Within the listing below, show every line that contains the word "Lotrich".

◆ ◆ ◆ ◆ ◆ ◆ ◆

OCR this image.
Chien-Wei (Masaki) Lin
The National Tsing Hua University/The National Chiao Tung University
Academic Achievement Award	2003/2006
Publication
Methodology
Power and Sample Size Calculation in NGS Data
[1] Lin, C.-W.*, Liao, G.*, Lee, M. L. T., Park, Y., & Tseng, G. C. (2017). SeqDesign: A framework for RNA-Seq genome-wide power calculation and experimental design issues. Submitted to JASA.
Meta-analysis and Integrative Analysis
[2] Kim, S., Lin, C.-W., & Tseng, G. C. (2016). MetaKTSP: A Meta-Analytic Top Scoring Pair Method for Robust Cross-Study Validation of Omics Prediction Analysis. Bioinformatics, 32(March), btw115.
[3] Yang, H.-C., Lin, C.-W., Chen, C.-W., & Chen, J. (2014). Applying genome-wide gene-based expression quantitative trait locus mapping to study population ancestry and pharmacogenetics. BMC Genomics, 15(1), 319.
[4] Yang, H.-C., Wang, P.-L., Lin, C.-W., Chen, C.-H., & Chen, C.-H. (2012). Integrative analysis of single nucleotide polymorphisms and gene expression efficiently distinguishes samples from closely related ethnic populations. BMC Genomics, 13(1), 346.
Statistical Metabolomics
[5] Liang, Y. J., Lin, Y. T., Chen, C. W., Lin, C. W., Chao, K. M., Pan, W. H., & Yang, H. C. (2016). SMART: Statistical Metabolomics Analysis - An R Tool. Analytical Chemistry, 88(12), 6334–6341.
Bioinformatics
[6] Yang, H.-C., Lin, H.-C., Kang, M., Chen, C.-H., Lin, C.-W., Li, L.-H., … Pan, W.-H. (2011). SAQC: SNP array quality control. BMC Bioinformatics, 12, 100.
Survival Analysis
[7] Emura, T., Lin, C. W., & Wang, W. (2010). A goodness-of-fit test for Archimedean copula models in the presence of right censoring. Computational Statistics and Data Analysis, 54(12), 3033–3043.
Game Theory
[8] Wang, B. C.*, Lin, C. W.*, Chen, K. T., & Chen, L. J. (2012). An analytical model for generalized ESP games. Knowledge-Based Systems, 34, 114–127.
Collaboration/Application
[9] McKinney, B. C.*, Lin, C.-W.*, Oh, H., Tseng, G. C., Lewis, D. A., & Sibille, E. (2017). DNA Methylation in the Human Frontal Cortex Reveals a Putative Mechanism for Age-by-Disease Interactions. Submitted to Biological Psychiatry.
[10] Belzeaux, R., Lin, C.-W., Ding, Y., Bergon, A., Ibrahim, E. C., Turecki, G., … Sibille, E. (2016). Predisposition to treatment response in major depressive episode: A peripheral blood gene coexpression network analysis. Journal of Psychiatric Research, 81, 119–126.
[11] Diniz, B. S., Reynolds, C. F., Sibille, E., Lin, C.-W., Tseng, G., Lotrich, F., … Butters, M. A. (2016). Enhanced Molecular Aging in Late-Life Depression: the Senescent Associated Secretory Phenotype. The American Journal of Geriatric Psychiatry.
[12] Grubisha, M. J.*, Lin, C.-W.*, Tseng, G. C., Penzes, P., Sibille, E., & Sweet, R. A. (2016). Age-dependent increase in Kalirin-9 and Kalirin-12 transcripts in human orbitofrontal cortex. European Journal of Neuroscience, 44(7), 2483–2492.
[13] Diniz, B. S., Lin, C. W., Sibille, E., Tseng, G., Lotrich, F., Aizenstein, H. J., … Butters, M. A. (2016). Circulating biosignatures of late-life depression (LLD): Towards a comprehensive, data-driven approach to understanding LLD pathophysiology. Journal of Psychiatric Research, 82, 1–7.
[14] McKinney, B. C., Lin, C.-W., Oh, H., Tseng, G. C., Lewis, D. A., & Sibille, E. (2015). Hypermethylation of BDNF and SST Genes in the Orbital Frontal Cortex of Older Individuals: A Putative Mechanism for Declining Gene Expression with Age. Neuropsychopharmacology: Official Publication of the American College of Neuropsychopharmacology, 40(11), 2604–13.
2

◆ ◆ ◆ ◆ ◆ ◆ ◆

» **Result of this task**
[11] Diniz, B. S., Reynolds, C. F., Sibille, E., Lin, C.-W., Tseng, G., Lotrich, F., … Butters, M. A. (2016). Enhanced Molecular Aging in Late-Life Depression: the Senescent Associated Secretory Phenotype. The American Journal of Geriatric Psychiatry.
[13] Diniz, B. S., Lin, C. W., Sibille, E., Tseng, G., Lotrich, F., Aizenstein, H. J., … Butters, M. A. (2016). Circulating biosignatures of late-life depression (LLD): Towards a comprehensive, data-driven approach to understanding LLD pathophysiology. Journal of Psychiatric Research, 82, 1–7.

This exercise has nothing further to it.